━━━━━ Records for the task ━━━━━

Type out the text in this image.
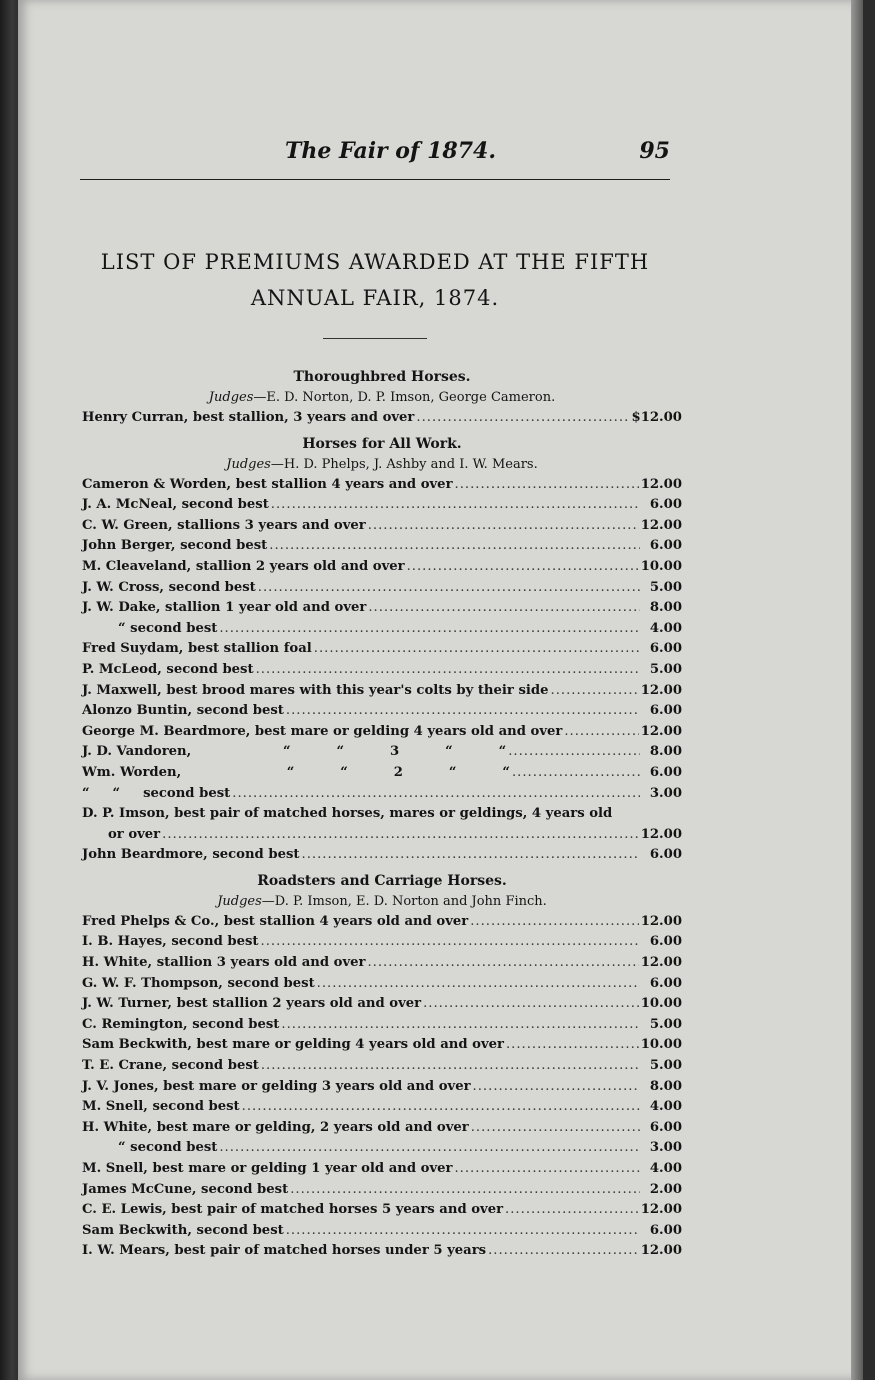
The Fair of 1874.	95
LIST OF PREMIUMS AWARDED AT THE FIFTH
ANNUAL FAIR, 1874.
Thoroughbred Horses.
Judges—E. D. Norton, D. P. Imson, George Cameron.
Henry Curran, best stallion, 3 years and over .....	$12.00
Horses for All Work.
Judges—H. D. Phelps, J. Ashby and I. W. Mears.
Cameron & Worden, best stallion 4 years and over .....	12.00
J. A. McNeal, second best .....	6.00
C. W. Green, stallions 3 years and over .....	12.00
John Berger, second best .....	6.00
M. Cleaveland, stallion 2 years old and over .....	10.00
J. W. Cross, second best .....	5.00
J. W. Dake, stallion 1 year old and over .....	8.00
“ second best .....	4.00
Fred Suydam, best stallion foal .....	6.00
P. McLeod, second best .....	5.00
J. Maxwell, best brood mares with this year's colts by their side .....	12.00
Alonzo Buntin, second best .....	6.00
George M. Beardmore, best mare or gelding 4 years old and over .....	12.00
J. D. Vandoren,                    “          “          3          “          “ .....	8.00
Wm. Worden,                       “          “          2          “          “ .....	6.00
“     “     second best .....	3.00
D. P. Imson, best pair of matched horses, mares or geldings, 4 years old
or over .....	12.00
John Beardmore, second best .....	6.00
Roadsters and Carriage Horses.
Judges—D. P. Imson, E. D. Norton and John Finch.
Fred Phelps & Co., best stallion 4 years old and over .....	12.00
I. B. Hayes, second best .....	6.00
H. White, stallion 3 years old and over .....	12.00
G. W. F. Thompson, second best .....	6.00
J. W. Turner, best stallion 2 years old and over .....	10.00
C. Remington, second best .....	5.00
Sam Beckwith, best mare or gelding 4 years old and over .....	10.00
T. E. Crane, second best .....	5.00
J. V. Jones, best mare or gelding 3 years old and over .....	8.00
M. Snell, second best .....	4.00
H. White, best mare or gelding, 2 years old and over .....	6.00
“ second best .....	3.00
M. Snell, best mare or gelding 1 year old and over .....	4.00
James McCune, second best .....	2.00
C. E. Lewis, best pair of matched horses 5 years and over .....	12.00
Sam Beckwith, second best .....	6.00
I. W. Mears, best pair of matched horses under 5 years .....	12.00
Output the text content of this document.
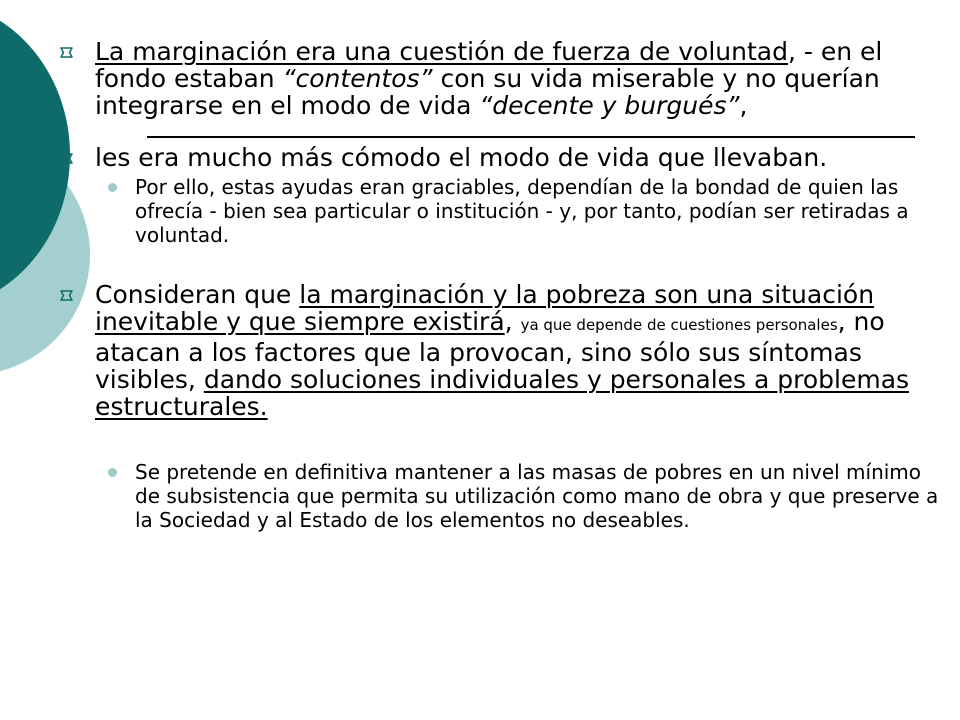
La marginación era una cuestión de fuerza de voluntad, - en el fondo estaban “contentos” con su vida miserable y no querían integrarse en el modo de vida “decente y burgués”,
les era mucho más cómodo el modo de vida que llevaban.
Por ello, estas ayudas eran graciables, dependían de la bondad de quien las ofrecía - bien sea particular o institución - y, por tanto, podían ser retiradas a voluntad.
Consideran que la marginación y la pobreza son una situación inevitable y que siempre existirá, ya que depende de cuestiones personales, no atacan a los factores que la provocan, sino sólo sus síntomas visibles, dando soluciones individuales y personales a problemas estructurales.
Se pretende en definitiva mantener a las masas de pobres en un nivel mínimo de subsistencia que permita su utilización como mano de obra y que preserve a la Sociedad y al Estado de los elementos no deseables.
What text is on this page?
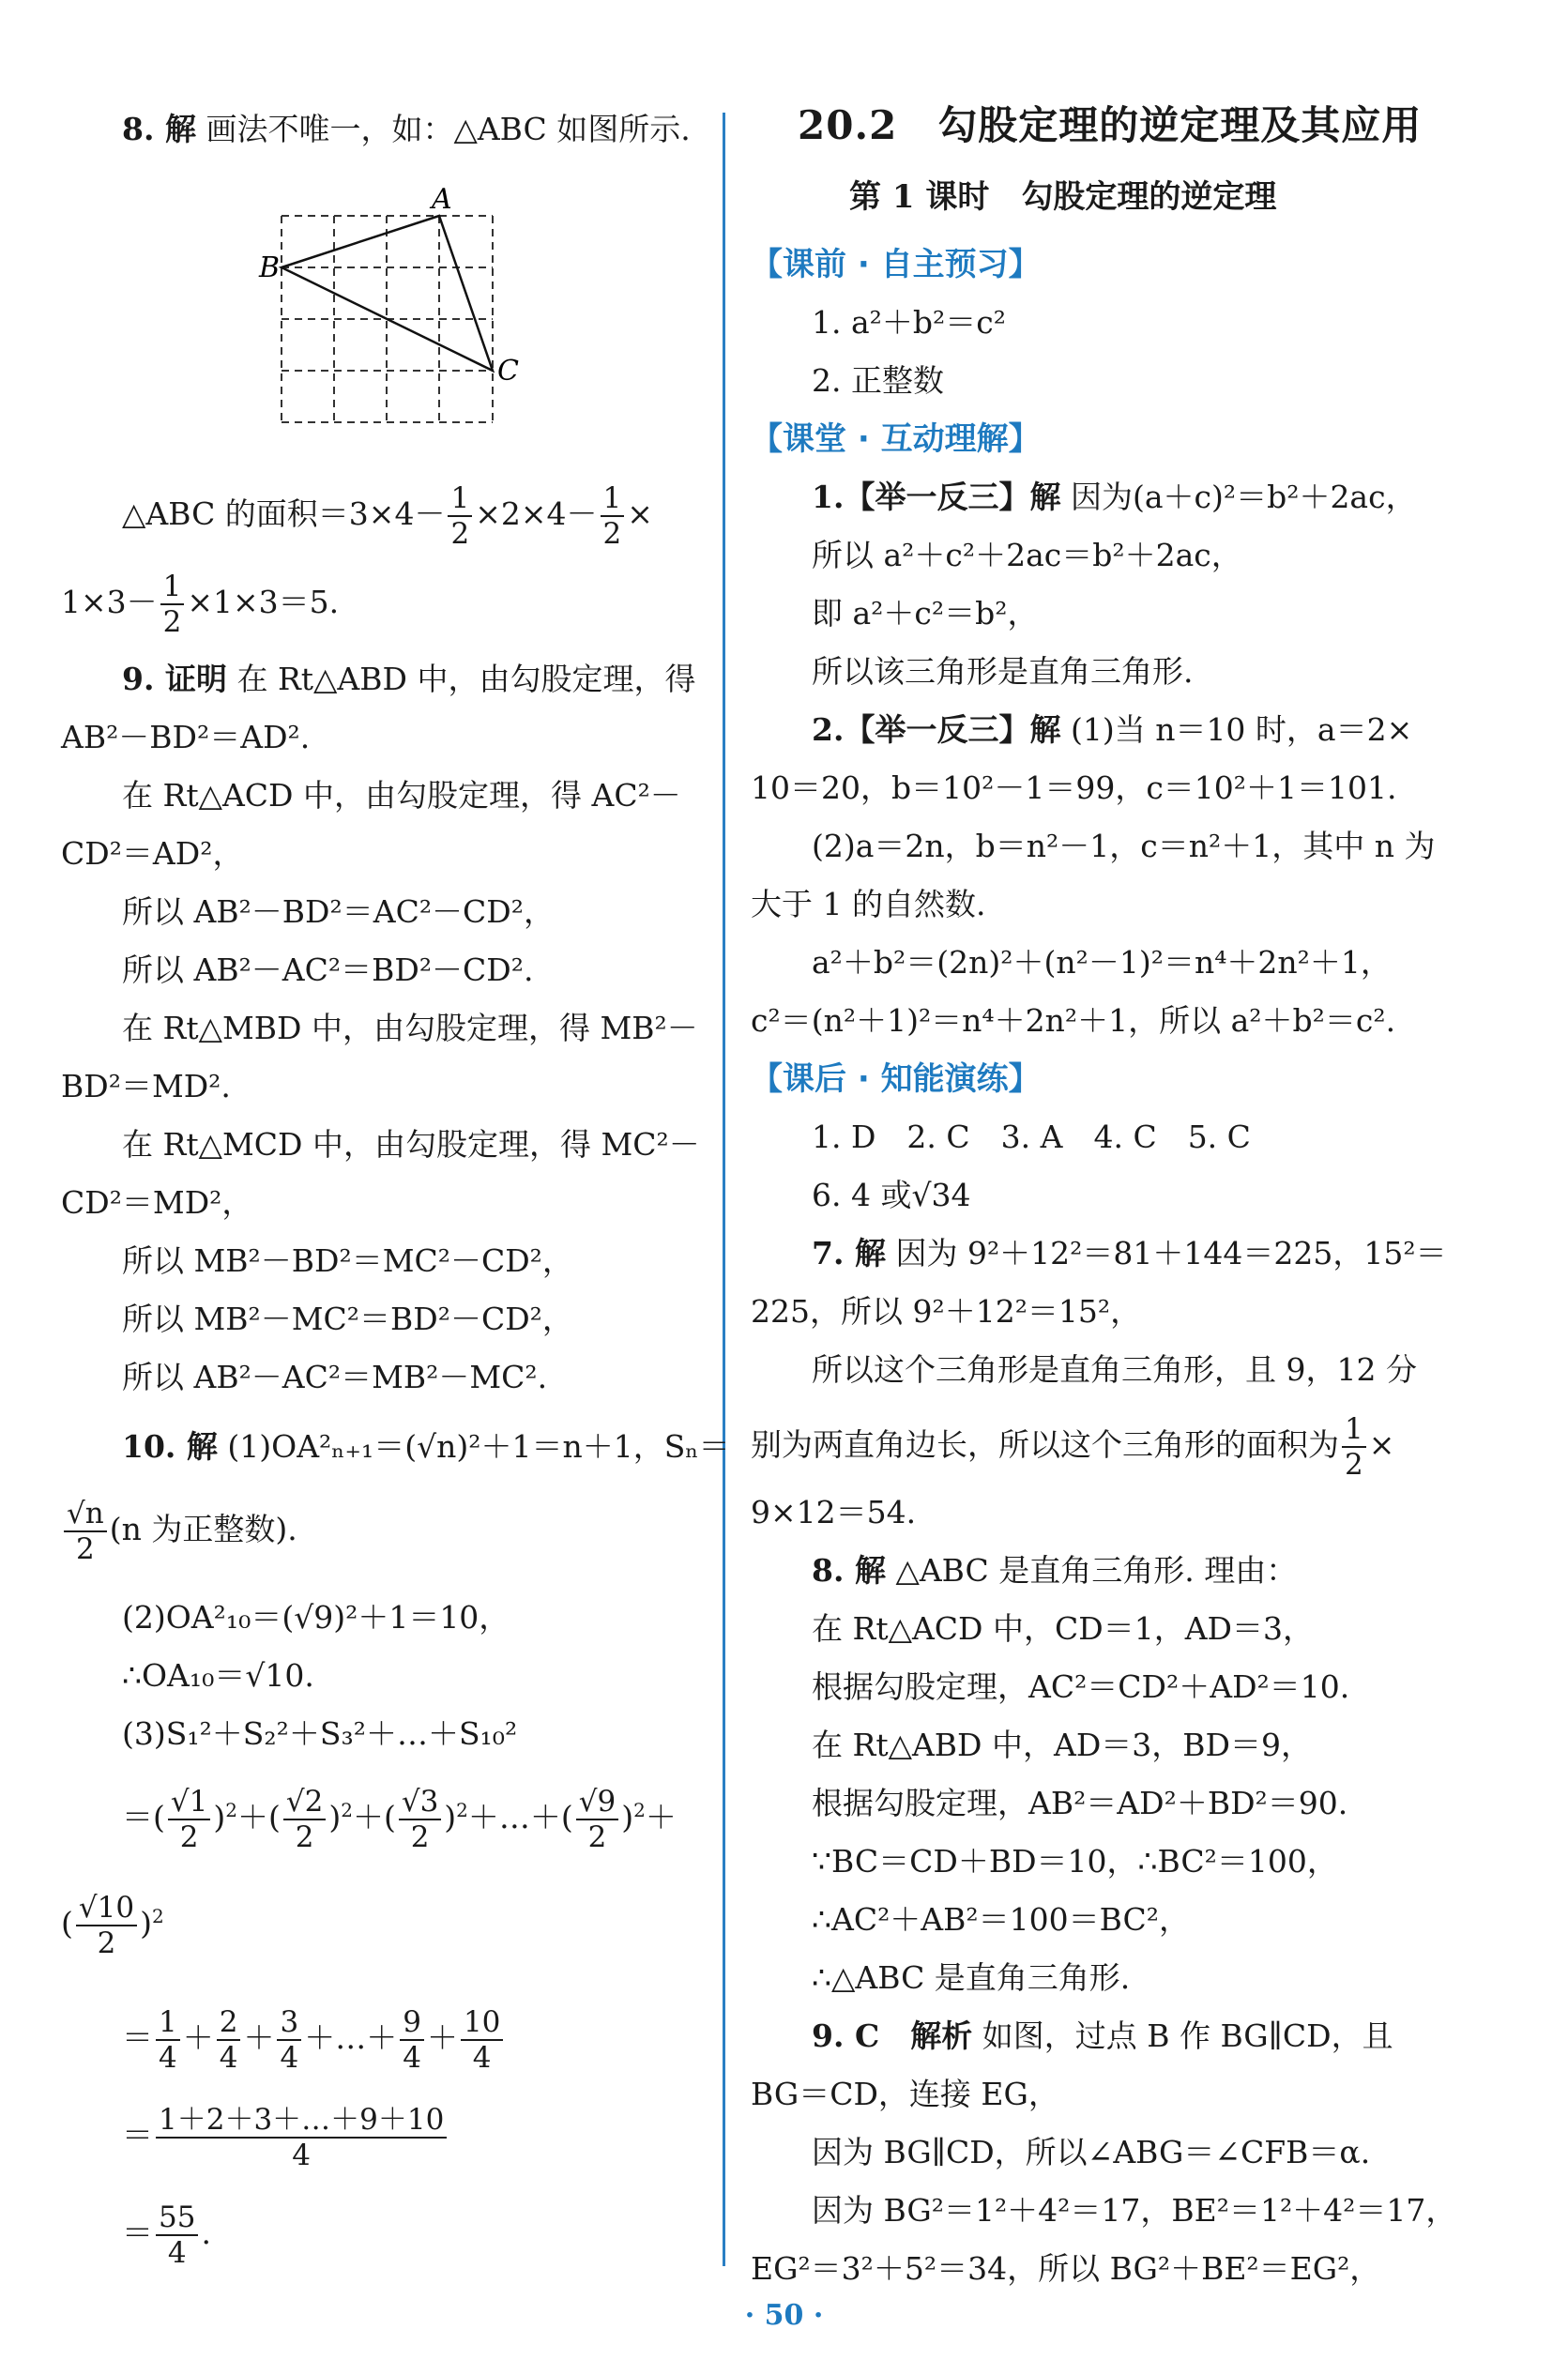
8. 解 画法不唯一，如：△ABC 如图所示.
A
B
C
△ABC 的面积$=3\times 4- \frac{1}{2} \times 2\times 4- \frac{1}{2}$ ×
$1\times 3- \frac{1}{2} \times 1\times 3=5$.
9. 证明 在 Rt△ABD 中，由勾股定理，得
AB²－BD²＝AD².
在 Rt△ACD 中，由勾股定理，得 AC²－
CD²＝AD²，
所以 AB²－BD²＝AC²－CD²，
所以 AB²－AC²＝BD²－CD².
在 Rt△MBD 中，由勾股定理，得 MB²－
BD²＝MD².
在 Rt△MCD 中，由勾股定理，得 MC²－
CD²＝MD²，
所以 MB²－BD²＝MC²－CD²，
所以 MB²－MC²＝BD²－CD²，
所以 AB²－AC²＝MB²－MC².
10. 解 (1)OA²ₙ₊₁＝(√n)²＋1＝n＋1，Sₙ＝
$\frac{√n}{2} (n$ 为正整数).
(2)OA²₁₀＝(√9)²＋1＝10，
∴OA₁₀＝√10.
(3)S₁²＋S₂²＋S₃²＋…＋S₁₀²
＝( $\frac{√1}{2} )^2+( \frac{√2}{2} )^2+( \frac{√3}{2}$ )$^2+\dots+( \frac{√9}{2} )^2+$
( $\frac{√10}{2} )^2$
＝ $\frac{1}{4} + \frac{2}{4} + \frac{3}{4}$ ＋…＋ $\frac{9}{4} + \frac{10}{4}$
＝ $\frac{1+2+3+\dots+9+10}{4}$
＝ $\frac{55}{4}$ .
20.2　勾股定理的逆定理及其应用
第 1 课时　勾股定理的逆定理
【课前 · 自主预习】
1. a²＋b²＝c²
2. 正整数
【课堂 · 互动理解】
1.【举一反三】解 因为(a＋c)²＝b²＋2ac，
所以 a²＋c²＋2ac＝b²＋2ac，
即 a²＋c²＝b²，
所以该三角形是直角三角形.
2.【举一反三】解 (1)当 n＝10 时，a＝2×
10＝20，b＝10²－1＝99，c＝10²＋1＝101.
(2)a＝2n，b＝n²－1，c＝n²＋1，其中 n 为
大于 1 的自然数.
a²＋b²＝(2n)²＋(n²－1)²＝n⁴＋2n²＋1，
c²＝(n²＋1)²＝n⁴＋2n²＋1，所以 a²＋b²＝c².
【课后 · 知能演练】
1. D　2. C　3. A　4. C　5. C
6. 4 或√34
7. 解 因为 9²＋12²＝81＋144＝225，15²＝
225，所以 9²＋12²＝15²，
所以这个三角形是直角三角形，且 9，12 分
别为两直角边长，所以这个三角形的面积为 $\frac{1}{2}$ ×
9×12＝54.
8. 解 △ABC 是直角三角形. 理由：
在 Rt△ACD 中，CD＝1，AD＝3，
根据勾股定理，AC²＝CD²＋AD²＝10.
在 Rt△ABD 中，AD＝3，BD＝9，
根据勾股定理，AB²＝AD²＋BD²＝90.
∵BC＝CD＋BD＝10，∴BC²＝100，
∴AC²＋AB²＝100＝BC²，
∴△ABC 是直角三角形.
9. C　解析 如图，过点 B 作 BG∥CD，且
BG＝CD，连接 EG，
因为 BG∥CD，所以∠ABG＝∠CFB＝α.
因为 BG²＝1²＋4²＝17，BE²＝1²＋4²＝17，
EG²＝3²＋5²＝34，所以 BG²＋BE²＝EG²，
· 50 ·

━━━━━

Go through the entries and return each line where the word "Cameron" appears.

» **Answer to this problem**:
Judges—E. D. Norton, D. P. Imson, George Cameron.
Cameron & Worden, best stallion 4 years and over .....	12.00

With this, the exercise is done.